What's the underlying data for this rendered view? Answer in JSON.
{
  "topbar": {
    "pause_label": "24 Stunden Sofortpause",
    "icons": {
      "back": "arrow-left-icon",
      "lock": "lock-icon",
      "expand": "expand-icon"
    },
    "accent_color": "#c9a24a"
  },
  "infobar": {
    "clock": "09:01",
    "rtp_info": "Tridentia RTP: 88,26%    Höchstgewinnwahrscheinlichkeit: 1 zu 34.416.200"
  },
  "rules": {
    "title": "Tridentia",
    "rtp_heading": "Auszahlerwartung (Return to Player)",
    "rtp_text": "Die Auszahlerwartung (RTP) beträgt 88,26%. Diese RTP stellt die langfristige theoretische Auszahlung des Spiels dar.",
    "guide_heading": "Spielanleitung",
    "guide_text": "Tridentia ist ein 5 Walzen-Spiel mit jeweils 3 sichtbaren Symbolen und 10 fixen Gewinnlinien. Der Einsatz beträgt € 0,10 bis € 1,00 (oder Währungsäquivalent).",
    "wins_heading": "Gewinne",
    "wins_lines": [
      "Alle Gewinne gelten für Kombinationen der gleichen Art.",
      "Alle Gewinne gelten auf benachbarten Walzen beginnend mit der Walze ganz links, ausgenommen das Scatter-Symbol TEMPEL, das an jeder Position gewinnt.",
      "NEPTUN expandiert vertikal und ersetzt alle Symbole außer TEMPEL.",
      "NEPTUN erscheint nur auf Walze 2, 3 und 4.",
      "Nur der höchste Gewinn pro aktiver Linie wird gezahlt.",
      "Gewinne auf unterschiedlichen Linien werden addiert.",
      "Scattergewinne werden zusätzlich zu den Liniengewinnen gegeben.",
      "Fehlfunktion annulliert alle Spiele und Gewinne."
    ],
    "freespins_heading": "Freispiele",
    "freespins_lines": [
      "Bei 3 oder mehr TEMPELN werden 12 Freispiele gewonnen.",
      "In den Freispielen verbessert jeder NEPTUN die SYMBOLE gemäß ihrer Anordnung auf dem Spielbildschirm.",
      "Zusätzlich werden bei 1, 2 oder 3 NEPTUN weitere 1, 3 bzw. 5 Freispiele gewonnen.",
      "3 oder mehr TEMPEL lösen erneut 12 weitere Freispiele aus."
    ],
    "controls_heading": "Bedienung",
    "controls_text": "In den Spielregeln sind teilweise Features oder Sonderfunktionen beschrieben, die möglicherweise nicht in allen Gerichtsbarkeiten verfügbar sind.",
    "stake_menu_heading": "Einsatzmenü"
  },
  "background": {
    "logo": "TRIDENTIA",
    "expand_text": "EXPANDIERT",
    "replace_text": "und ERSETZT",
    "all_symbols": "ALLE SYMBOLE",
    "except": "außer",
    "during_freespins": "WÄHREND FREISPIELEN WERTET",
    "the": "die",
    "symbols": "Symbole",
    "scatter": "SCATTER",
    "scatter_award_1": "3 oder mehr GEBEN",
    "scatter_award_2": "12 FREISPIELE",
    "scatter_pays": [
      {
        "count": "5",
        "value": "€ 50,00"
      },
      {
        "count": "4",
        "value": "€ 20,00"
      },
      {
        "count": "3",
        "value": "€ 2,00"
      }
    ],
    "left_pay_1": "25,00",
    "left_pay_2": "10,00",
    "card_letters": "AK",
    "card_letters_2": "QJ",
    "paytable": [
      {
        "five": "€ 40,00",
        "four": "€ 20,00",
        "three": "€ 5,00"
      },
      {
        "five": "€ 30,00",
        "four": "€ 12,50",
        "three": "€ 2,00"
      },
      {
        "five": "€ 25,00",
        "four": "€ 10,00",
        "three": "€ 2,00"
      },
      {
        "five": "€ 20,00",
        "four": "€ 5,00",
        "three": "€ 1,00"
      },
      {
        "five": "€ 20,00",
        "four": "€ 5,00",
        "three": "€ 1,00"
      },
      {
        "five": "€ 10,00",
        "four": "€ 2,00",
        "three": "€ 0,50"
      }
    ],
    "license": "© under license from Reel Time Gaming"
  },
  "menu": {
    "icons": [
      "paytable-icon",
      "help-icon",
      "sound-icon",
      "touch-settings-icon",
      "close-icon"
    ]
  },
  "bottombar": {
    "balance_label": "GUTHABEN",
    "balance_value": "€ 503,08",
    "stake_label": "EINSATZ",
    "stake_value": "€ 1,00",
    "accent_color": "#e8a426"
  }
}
* * *
**Exercise:**
Once you have read the records, write every one of them out again exactly.

**Exercise solution:**
What's the underlying data for this rendered view? Answer in JSON.
{
  "topbar": {
    "pause_label": "24 Stunden Sofortpause",
    "icons": {
      "back": "arrow-left-icon",
      "lock": "lock-icon",
      "expand": "expand-icon"
    },
    "accent_color": "#c9a24a"
  },
  "infobar": {
    "clock": "09:01",
    "rtp_info": "Tridentia RTP: 88,26%    Höchstgewinnwahrscheinlichkeit: 1 zu 34.416.200"
  },
  "rules": {
    "title": "Tridentia",
    "rtp_heading": "Auszahlerwartung (Return to Player)",
    "rtp_text": "Die Auszahlerwartung (RTP) beträgt 88,26%. Diese RTP stellt die langfristige theoretische Auszahlung des Spiels dar.",
    "guide_heading": "Spielanleitung",
    "guide_text": "Tridentia ist ein 5 Walzen-Spiel mit jeweils 3 sichtbaren Symbolen und 10 fixen Gewinnlinien. Der Einsatz beträgt € 0,10 bis € 1,00 (oder Währungsäquivalent).",
    "wins_heading": "Gewinne",
    "wins_lines": [
      "Alle Gewinne gelten für Kombinationen der gleichen Art.",
      "Alle Gewinne gelten auf benachbarten Walzen beginnend mit der Walze ganz links, ausgenommen das Scatter-Symbol TEMPEL, das an jeder Position gewinnt.",
      "NEPTUN expandiert vertikal und ersetzt alle Symbole außer TEMPEL.",
      "NEPTUN erscheint nur auf Walze 2, 3 und 4.",
      "Nur der höchste Gewinn pro aktiver Linie wird gezahlt.",
      "Gewinne auf unterschiedlichen Linien werden addiert.",
      "Scattergewinne werden zusätzlich zu den Liniengewinnen gegeben.",
      "Fehlfunktion annulliert alle Spiele und Gewinne."
    ],
    "freespins_heading": "Freispiele",
    "freespins_lines": [
      "Bei 3 oder mehr TEMPELN werden 12 Freispiele gewonnen.",
      "In den Freispielen verbessert jeder NEPTUN die SYMBOLE gemäß ihrer Anordnung auf dem Spielbildschirm.",
      "Zusätzlich werden bei 1, 2 oder 3 NEPTUN weitere 1, 3 bzw. 5 Freispiele gewonnen.",
      "3 oder mehr TEMPEL lösen erneut 12 weitere Freispiele aus."
    ],
    "controls_heading": "Bedienung",
    "controls_text": "In den Spielregeln sind teilweise Features oder Sonderfunktionen beschrieben, die möglicherweise nicht in allen Gerichtsbarkeiten verfügbar sind.",
    "stake_menu_heading": "Einsatzmenü"
  },
  "background": {
    "logo": "TRIDENTIA",
    "expand_text": "EXPANDIERT",
    "replace_text": "und ERSETZT",
    "all_symbols": "ALLE SYMBOLE",
    "except": "außer",
    "during_freespins": "WÄHREND FREISPIELEN WERTET",
    "the": "die",
    "symbols": "Symbole",
    "scatter": "SCATTER",
    "scatter_award_1": "3 oder mehr GEBEN",
    "scatter_award_2": "12 FREISPIELE",
    "scatter_pays": [
      {
        "count": "5",
        "value": "€ 50,00"
      },
      {
        "count": "4",
        "value": "€ 20,00"
      },
      {
        "count": "3",
        "value": "€ 2,00"
      }
    ],
    "left_pay_1": "25,00",
    "left_pay_2": "10,00",
    "card_letters": "AK",
    "card_letters_2": "QJ",
    "paytable": [
      {
        "five": "€ 40,00",
        "four": "€ 20,00",
        "three": "€ 5,00"
      },
      {
        "five": "€ 30,00",
        "four": "€ 12,50",
        "three": "€ 2,00"
      },
      {
        "five": "€ 25,00",
        "four": "€ 10,00",
        "three": "€ 2,00"
      },
      {
        "five": "€ 20,00",
        "four": "€ 5,00",
        "three": "€ 1,00"
      },
      {
        "five": "€ 20,00",
        "four": "€ 5,00",
        "three": "€ 1,00"
      },
      {
        "five": "€ 10,00",
        "four": "€ 2,00",
        "three": "€ 0,50"
      }
    ],
    "license": "© under license from Reel Time Gaming"
  },
  "menu": {
    "icons": [
      "paytable-icon",
      "help-icon",
      "sound-icon",
      "touch-settings-icon",
      "close-icon"
    ]
  },
  "bottombar": {
    "balance_label": "GUTHABEN",
    "balance_value": "€ 503,08",
    "stake_label": "EINSATZ",
    "stake_value": "€ 1,00",
    "accent_color": "#e8a426"
  }
}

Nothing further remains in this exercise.